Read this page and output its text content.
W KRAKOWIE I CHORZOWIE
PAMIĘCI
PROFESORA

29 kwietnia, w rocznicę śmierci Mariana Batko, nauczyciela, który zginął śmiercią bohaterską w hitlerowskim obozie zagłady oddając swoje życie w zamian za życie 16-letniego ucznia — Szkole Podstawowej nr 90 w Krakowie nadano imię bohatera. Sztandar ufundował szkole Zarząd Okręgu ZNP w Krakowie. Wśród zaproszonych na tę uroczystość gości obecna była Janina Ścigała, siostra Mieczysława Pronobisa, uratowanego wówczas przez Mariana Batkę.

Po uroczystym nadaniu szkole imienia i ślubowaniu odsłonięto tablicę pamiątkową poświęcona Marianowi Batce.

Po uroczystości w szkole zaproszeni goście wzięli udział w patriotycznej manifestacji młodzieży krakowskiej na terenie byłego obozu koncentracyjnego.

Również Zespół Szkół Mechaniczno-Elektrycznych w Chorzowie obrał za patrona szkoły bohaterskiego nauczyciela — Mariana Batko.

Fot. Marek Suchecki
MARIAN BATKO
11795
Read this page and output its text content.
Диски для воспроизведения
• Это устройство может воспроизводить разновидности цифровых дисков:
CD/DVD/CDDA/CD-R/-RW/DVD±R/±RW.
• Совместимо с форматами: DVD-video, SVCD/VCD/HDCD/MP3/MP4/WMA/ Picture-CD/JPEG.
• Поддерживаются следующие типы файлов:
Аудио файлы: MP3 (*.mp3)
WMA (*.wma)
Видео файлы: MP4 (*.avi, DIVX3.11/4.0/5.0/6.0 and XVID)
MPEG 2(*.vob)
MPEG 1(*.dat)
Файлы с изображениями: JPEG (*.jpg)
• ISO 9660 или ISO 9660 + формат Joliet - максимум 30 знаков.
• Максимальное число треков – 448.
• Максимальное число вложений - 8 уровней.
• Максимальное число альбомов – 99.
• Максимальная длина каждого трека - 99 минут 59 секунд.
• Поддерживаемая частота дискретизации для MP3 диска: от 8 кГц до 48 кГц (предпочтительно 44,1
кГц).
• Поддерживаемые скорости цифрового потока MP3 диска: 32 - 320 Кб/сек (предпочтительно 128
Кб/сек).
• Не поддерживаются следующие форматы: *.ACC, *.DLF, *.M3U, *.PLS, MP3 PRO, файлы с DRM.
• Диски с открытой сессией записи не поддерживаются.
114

######

## EXERCISE DETAILS
Collect from the data above every line that includes "следующие".

## RESPONSE TO THE TASK
• Поддерживаются следующие типы файлов:
• Не поддерживаются следующие форматы: *.ACC, *.DLF, *.M3U, *.PLS, MP3 PRO, файлы с DRM.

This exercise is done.